__RECORDED DATA__.
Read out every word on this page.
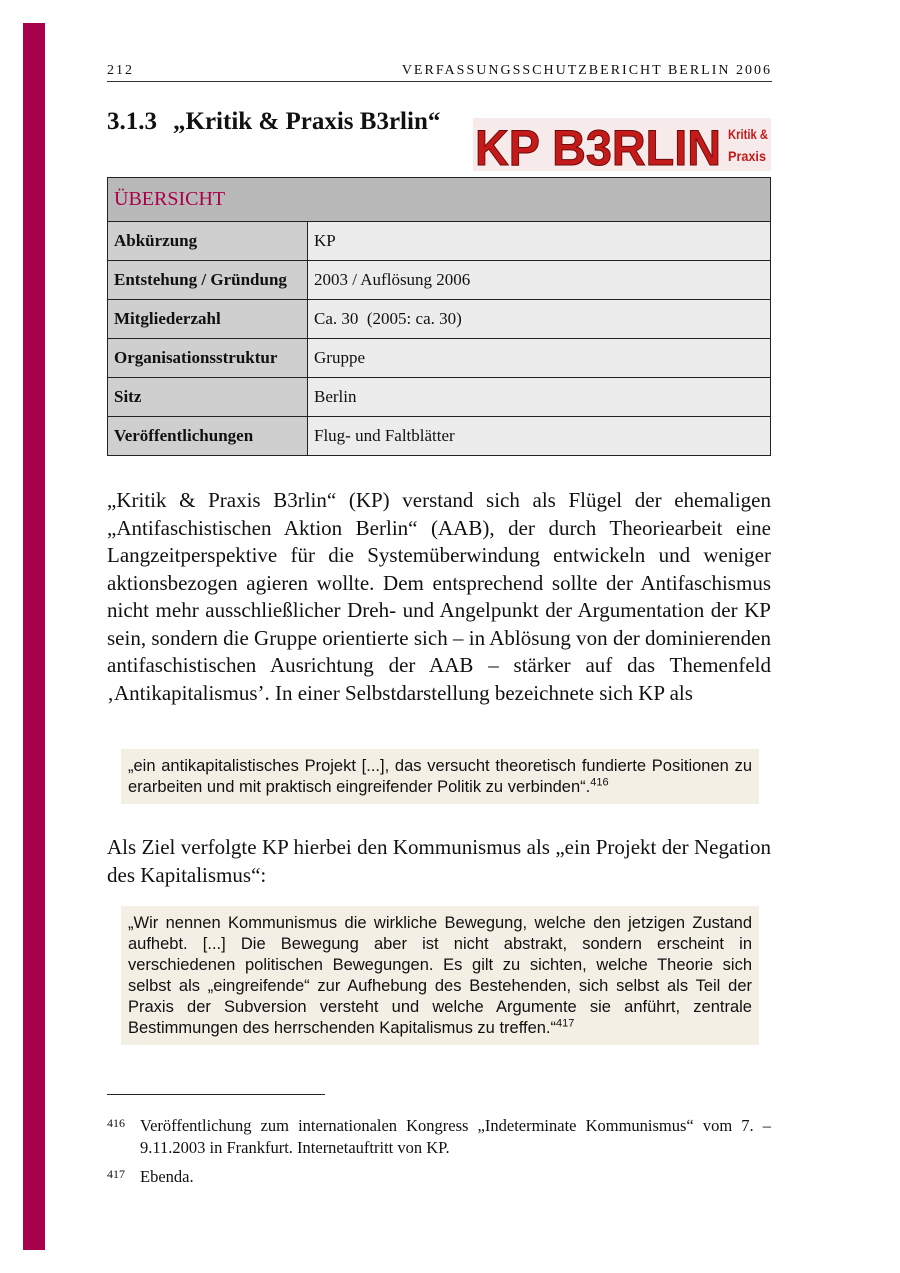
212	VERFASSUNGSSCHUTZBERICHT BERLIN 2006
3.1.3 „Kritik & Praxis B3rlin“ KP B3RLIN Kritik &
Praxis
ÜBERSICHT	
Abkürzung	KP
Entstehung / Gründung	2003 / Auflösung 2006
Mitgliederzahl	Ca. 30  (2005: ca. 30)
Organisationsstruktur	Gruppe
Sitz	Berlin
Veröffentlichungen	Flug- und Faltblätter

„Kritik & Praxis B3rlin“ (KP) verstand sich als Flügel der ehemaligen „Antifaschistischen Aktion Berlin“ (AAB), der durch Theoriearbeit eine Langzeitperspektive für die Systemüberwindung entwickeln und weniger aktionsbezogen agieren wollte. Dem entsprechend sollte der Antifaschismus nicht mehr ausschließlicher Dreh- und Angelpunkt der Argumentation der KP sein, sondern die Gruppe orientierte sich – in Ablösung von der dominierenden antifaschistischen Ausrichtung der AAB – stärker auf das Themenfeld ‚Antikapitalismus’. In einer Selbstdarstellung bezeichnete sich KP als

„ein antikapitalistisches Projekt [...], das versucht theoretisch fundierte Positionen zu erarbeiten und mit praktisch eingreifender Politik zu verbinden“.$^{416}$

Als Ziel verfolgte KP hierbei den Kommunismus als „ein Projekt der Negation des Kapitalismus“:

„Wir nennen Kommunismus die wirkliche Bewegung, welche den jetzigen Zustand aufhebt. [...] Die Bewegung aber ist nicht abstrakt, sondern erscheint in verschiedenen politischen Bewegungen. Es gilt zu sichten, welche Theorie sich selbst als „eingreifende“ zur Aufhebung des Bestehenden, sich selbst als Teil der Praxis der Subversion versteht und welche Argumente sie anführt, zentrale Bestimmungen des herrschenden Kapitalismus zu treffen.“$^{417}$

416 Veröffentlichung zum internationalen Kongress „Indeterminate Kommunismus“ vom 7. – 9.11.2003 in Frankfurt. Internetauftritt von KP.
417 Ebenda.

__TO DO__.
Reproduce the material above in full and without alteration, but skip all pictures.

__EXPECTED ANSWER__.
Read out every word on this page.
212	VERFASSUNGSSCHUTZBERICHT BERLIN 2006
3.1.3 „Kritik & Praxis B3rlin“ KP B3RLIN Kritik &
Praxis
ÜBERSICHT	
Abkürzung	KP
Entstehung / Gründung	2003 / Auflösung 2006
Mitgliederzahl	Ca. 30  (2005: ca. 30)
Organisationsstruktur	Gruppe
Sitz	Berlin
Veröffentlichungen	Flug- und Faltblätter

„Kritik & Praxis B3rlin“ (KP) verstand sich als Flügel der ehemaligen „Antifaschistischen Aktion Berlin“ (AAB), der durch Theoriearbeit eine Langzeitperspektive für die Systemüberwindung entwickeln und weniger aktionsbezogen agieren wollte. Dem entsprechend sollte der Antifaschismus nicht mehr ausschließlicher Dreh- und Angelpunkt der Argumentation der KP sein, sondern die Gruppe orientierte sich – in Ablösung von der dominierenden antifaschistischen Ausrichtung der AAB – stärker auf das Themenfeld ‚Antikapitalismus’. In einer Selbstdarstellung bezeichnete sich KP als

„ein antikapitalistisches Projekt [...], das versucht theoretisch fundierte Positionen zu erarbeiten und mit praktisch eingreifender Politik zu verbinden“.$^{416}$

Als Ziel verfolgte KP hierbei den Kommunismus als „ein Projekt der Negation des Kapitalismus“:

„Wir nennen Kommunismus die wirkliche Bewegung, welche den jetzigen Zustand aufhebt. [...] Die Bewegung aber ist nicht abstrakt, sondern erscheint in verschiedenen politischen Bewegungen. Es gilt zu sichten, welche Theorie sich selbst als „eingreifende“ zur Aufhebung des Bestehenden, sich selbst als Teil der Praxis der Subversion versteht und welche Argumente sie anführt, zentrale Bestimmungen des herrschenden Kapitalismus zu treffen.“$^{417}$

416 Veröffentlichung zum internationalen Kongress „Indeterminate Kommunismus“ vom 7. – 9.11.2003 in Frankfurt. Internetauftritt von KP.
417 Ebenda.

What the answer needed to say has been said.